▼▼▼
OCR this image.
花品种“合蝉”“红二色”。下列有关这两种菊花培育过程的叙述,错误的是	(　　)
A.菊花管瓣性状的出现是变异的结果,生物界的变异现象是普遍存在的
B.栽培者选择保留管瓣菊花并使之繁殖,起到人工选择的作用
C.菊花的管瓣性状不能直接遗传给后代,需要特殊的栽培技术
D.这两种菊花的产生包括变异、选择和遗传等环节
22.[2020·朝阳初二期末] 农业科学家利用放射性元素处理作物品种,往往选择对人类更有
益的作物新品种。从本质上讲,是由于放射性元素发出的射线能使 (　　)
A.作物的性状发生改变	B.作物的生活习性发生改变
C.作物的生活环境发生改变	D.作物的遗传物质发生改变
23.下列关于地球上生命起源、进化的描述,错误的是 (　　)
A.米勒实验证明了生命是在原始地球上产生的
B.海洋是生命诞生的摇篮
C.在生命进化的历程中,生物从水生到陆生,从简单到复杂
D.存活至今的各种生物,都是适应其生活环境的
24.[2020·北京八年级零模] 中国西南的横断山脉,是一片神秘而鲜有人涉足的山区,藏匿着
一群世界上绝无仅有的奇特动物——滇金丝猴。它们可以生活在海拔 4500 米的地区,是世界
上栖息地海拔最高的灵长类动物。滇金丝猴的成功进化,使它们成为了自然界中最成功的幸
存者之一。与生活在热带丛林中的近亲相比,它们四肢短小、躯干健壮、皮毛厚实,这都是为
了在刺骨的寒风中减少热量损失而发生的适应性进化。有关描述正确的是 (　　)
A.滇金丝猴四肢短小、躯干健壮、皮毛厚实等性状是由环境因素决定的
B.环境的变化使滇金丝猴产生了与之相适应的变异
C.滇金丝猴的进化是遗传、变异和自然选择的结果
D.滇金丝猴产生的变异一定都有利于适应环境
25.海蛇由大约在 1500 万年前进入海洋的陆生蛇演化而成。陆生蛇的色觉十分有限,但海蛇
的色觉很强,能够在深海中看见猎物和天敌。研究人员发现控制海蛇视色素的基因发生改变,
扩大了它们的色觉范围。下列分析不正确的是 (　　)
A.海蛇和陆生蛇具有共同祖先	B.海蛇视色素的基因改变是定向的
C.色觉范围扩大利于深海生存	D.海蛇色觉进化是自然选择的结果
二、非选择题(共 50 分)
▲▲▲
## Your instructions
Repeat all of the records above exactly as they appear.

## Output
OCR this image.
花品种“合蝉”“红二色”。下列有关这两种菊花培育过程的叙述,错误的是	(　　)
A.菊花管瓣性状的出现是变异的结果,生物界的变异现象是普遍存在的
B.栽培者选择保留管瓣菊花并使之繁殖,起到人工选择的作用
C.菊花的管瓣性状不能直接遗传给后代,需要特殊的栽培技术
D.这两种菊花的产生包括变异、选择和遗传等环节
22.[2020·朝阳初二期末] 农业科学家利用放射性元素处理作物品种,往往选择对人类更有
益的作物新品种。从本质上讲,是由于放射性元素发出的射线能使 (　　)
A.作物的性状发生改变	B.作物的生活习性发生改变
C.作物的生活环境发生改变	D.作物的遗传物质发生改变
23.下列关于地球上生命起源、进化的描述,错误的是 (　　)
A.米勒实验证明了生命是在原始地球上产生的
B.海洋是生命诞生的摇篮
C.在生命进化的历程中,生物从水生到陆生,从简单到复杂
D.存活至今的各种生物,都是适应其生活环境的
24.[2020·北京八年级零模] 中国西南的横断山脉,是一片神秘而鲜有人涉足的山区,藏匿着
一群世界上绝无仅有的奇特动物——滇金丝猴。它们可以生活在海拔 4500 米的地区,是世界
上栖息地海拔最高的灵长类动物。滇金丝猴的成功进化,使它们成为了自然界中最成功的幸
存者之一。与生活在热带丛林中的近亲相比,它们四肢短小、躯干健壮、皮毛厚实,这都是为
了在刺骨的寒风中减少热量损失而发生的适应性进化。有关描述正确的是 (　　)
A.滇金丝猴四肢短小、躯干健壮、皮毛厚实等性状是由环境因素决定的
B.环境的变化使滇金丝猴产生了与之相适应的变异
C.滇金丝猴的进化是遗传、变异和自然选择的结果
D.滇金丝猴产生的变异一定都有利于适应环境
25.海蛇由大约在 1500 万年前进入海洋的陆生蛇演化而成。陆生蛇的色觉十分有限,但海蛇
的色觉很强,能够在深海中看见猎物和天敌。研究人员发现控制海蛇视色素的基因发生改变,
扩大了它们的色觉范围。下列分析不正确的是 (　　)
A.海蛇和陆生蛇具有共同祖先	B.海蛇视色素的基因改变是定向的
C.色觉范围扩大利于深海生存	D.海蛇色觉进化是自然选择的结果
二、非选择题(共 50 分)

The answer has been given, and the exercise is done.